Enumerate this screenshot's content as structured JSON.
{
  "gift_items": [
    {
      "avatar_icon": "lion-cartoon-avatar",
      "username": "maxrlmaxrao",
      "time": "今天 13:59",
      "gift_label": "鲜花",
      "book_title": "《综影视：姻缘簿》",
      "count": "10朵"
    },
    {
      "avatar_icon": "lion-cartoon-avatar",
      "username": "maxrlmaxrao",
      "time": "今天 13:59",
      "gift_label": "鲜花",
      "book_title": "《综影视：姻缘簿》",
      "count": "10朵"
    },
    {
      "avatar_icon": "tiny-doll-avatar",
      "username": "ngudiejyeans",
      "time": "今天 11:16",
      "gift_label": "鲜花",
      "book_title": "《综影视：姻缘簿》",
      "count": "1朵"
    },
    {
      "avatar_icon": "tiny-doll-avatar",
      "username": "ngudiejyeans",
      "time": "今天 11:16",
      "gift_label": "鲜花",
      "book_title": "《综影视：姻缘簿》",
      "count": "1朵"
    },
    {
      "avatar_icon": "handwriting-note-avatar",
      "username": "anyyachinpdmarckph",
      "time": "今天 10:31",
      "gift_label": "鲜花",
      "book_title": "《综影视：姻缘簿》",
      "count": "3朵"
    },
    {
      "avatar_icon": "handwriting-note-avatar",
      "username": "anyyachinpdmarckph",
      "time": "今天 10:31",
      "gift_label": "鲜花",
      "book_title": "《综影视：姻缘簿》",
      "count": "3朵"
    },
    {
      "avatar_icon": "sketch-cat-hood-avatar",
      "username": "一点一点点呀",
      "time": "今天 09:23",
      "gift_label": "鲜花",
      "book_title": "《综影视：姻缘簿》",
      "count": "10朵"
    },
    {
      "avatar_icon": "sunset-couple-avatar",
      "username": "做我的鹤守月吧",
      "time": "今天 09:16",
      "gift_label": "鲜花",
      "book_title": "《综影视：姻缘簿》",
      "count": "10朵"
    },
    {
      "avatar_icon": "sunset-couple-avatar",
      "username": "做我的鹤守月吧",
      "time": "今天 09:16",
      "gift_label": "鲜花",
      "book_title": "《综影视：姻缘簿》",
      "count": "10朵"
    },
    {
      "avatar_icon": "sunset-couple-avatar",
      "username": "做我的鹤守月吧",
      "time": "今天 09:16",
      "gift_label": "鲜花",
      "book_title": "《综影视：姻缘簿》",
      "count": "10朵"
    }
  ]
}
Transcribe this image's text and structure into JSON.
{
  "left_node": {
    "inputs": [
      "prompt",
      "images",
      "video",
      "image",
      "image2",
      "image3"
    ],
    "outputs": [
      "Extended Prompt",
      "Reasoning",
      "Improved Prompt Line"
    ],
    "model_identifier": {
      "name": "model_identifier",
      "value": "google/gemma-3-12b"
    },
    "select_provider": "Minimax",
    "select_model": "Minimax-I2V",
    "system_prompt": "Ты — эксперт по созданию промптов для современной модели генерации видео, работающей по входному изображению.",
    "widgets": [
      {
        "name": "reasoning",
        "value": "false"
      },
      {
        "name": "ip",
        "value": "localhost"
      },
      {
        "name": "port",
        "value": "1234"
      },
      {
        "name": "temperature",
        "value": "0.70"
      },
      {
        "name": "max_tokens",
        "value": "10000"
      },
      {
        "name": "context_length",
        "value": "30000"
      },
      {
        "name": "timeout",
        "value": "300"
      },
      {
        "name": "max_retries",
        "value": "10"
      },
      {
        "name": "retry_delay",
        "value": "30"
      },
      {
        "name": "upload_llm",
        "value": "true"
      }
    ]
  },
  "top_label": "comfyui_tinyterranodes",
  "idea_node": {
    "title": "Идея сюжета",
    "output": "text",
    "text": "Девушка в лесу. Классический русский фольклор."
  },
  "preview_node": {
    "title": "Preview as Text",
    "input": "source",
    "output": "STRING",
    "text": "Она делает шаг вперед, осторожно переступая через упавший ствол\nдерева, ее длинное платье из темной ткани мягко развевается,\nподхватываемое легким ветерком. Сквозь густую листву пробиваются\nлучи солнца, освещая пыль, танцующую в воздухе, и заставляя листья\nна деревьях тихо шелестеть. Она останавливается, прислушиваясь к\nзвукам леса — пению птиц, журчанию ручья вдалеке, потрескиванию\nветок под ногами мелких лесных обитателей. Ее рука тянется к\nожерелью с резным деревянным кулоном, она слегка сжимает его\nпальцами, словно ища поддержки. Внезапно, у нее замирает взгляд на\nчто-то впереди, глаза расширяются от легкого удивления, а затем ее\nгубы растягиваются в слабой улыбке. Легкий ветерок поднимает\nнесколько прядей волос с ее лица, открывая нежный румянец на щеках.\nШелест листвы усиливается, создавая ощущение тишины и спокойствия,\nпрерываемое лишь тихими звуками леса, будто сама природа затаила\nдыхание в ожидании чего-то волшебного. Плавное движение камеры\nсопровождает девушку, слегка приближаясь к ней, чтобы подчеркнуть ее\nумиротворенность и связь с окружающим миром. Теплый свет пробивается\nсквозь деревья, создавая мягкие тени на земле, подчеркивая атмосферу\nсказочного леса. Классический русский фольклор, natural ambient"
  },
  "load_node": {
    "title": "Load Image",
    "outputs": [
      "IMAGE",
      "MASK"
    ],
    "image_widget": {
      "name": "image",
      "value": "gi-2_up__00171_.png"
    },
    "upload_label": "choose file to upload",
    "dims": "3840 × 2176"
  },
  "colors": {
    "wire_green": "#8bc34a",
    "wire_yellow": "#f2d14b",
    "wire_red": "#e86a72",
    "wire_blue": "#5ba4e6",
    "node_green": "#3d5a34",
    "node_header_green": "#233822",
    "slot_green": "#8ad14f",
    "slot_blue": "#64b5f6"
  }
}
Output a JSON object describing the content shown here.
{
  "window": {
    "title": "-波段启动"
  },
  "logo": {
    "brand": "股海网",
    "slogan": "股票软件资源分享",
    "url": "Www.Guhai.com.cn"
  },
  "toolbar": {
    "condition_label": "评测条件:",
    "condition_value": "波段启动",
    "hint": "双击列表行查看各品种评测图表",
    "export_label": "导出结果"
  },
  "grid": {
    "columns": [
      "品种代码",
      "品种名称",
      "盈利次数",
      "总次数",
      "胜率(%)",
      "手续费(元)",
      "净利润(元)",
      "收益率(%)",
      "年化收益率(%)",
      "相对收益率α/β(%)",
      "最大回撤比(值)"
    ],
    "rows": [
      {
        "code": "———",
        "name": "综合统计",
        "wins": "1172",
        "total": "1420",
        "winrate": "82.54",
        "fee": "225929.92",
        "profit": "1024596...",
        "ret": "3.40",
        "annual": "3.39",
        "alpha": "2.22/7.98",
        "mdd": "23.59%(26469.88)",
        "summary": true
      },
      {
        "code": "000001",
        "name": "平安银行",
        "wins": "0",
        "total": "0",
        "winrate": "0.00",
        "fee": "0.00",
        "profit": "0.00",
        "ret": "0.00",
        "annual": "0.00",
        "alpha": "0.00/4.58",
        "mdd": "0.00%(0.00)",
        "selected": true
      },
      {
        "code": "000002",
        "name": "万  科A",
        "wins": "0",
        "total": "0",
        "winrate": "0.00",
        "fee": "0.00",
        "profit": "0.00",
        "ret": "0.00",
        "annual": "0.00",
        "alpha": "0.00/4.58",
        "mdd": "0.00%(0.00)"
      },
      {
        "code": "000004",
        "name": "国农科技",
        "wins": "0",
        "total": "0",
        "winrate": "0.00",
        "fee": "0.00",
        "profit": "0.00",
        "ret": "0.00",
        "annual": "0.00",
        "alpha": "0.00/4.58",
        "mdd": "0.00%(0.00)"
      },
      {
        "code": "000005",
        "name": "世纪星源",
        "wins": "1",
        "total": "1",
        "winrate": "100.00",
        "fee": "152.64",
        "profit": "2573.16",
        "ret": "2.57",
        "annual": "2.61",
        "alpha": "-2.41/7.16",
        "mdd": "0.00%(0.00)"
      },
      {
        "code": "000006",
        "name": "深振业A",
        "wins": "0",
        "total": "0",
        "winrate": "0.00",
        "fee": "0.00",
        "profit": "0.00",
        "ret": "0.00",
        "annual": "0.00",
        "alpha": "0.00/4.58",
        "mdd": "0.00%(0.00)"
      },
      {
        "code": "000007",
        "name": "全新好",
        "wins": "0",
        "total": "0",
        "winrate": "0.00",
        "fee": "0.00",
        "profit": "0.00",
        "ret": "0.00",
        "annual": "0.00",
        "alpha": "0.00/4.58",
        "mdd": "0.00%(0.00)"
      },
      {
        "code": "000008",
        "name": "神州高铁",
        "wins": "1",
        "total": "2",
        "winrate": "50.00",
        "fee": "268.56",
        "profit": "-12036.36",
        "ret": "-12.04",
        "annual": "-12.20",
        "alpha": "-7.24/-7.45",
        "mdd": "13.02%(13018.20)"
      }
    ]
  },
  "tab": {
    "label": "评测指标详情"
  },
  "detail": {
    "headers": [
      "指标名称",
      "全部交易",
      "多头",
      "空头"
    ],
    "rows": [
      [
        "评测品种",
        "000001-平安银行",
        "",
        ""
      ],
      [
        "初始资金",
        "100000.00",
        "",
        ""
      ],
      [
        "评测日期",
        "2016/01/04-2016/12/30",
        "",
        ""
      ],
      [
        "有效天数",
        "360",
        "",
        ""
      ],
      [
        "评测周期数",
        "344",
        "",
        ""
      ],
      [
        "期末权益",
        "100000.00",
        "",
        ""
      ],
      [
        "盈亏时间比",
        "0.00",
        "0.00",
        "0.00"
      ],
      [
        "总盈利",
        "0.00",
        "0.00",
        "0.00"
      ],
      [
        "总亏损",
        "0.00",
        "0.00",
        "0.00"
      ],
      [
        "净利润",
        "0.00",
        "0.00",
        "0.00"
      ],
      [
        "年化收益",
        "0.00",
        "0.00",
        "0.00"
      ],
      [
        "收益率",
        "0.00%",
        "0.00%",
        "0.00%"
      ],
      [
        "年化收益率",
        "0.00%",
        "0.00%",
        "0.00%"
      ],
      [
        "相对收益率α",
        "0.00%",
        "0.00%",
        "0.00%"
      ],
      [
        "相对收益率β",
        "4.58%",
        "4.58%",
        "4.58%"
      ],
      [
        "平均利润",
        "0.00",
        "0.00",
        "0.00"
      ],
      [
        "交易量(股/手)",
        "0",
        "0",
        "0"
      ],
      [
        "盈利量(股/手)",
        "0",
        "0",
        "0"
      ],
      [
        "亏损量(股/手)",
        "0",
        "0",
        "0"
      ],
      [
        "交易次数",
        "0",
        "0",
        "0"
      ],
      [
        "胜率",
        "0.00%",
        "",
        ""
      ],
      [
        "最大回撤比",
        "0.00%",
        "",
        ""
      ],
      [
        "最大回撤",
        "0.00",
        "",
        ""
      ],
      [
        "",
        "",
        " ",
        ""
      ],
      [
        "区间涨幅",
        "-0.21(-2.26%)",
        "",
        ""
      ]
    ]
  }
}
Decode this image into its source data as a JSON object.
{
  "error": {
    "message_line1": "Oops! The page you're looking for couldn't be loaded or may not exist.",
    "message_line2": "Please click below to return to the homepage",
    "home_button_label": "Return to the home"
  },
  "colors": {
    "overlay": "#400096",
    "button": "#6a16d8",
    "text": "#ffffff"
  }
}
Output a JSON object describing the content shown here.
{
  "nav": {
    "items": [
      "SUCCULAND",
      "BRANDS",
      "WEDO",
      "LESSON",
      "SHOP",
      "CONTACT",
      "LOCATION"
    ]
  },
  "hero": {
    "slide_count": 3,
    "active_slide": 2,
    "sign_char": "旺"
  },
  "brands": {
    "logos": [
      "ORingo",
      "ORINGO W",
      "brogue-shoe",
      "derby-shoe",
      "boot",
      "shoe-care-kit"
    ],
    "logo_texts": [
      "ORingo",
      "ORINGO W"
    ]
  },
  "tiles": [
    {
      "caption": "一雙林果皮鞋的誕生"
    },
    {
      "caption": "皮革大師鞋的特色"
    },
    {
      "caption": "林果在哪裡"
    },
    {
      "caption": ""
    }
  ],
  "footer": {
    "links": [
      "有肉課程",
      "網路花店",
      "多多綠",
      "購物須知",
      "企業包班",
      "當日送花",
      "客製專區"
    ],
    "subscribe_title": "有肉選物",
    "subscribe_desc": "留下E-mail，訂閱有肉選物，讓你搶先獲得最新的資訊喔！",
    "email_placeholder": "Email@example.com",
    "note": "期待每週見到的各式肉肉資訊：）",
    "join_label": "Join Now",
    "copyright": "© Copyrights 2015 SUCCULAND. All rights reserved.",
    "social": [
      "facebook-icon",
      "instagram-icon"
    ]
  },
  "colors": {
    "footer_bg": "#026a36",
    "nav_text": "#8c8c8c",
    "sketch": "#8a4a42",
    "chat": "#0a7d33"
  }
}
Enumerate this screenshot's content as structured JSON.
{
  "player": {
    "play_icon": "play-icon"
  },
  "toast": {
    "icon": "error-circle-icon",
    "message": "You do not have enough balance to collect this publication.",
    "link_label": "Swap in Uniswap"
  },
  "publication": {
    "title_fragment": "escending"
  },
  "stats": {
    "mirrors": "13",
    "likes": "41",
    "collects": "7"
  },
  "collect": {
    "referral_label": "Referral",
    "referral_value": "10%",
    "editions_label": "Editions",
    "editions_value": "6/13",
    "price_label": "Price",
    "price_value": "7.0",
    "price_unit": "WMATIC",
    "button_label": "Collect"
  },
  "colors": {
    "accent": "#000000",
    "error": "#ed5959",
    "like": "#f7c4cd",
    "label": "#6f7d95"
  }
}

Set exercise =
Every line holding "this" should be copied out.

Full answer =
Enumerate this screenshot's content as structured JSON.
Transcribe this image's text and structure into JSON.
Decode this image into its source data as a JSON object.
Enumerate this screenshot's content as structured JSON.
    "message": "You do not have enough balance to collect this publication.",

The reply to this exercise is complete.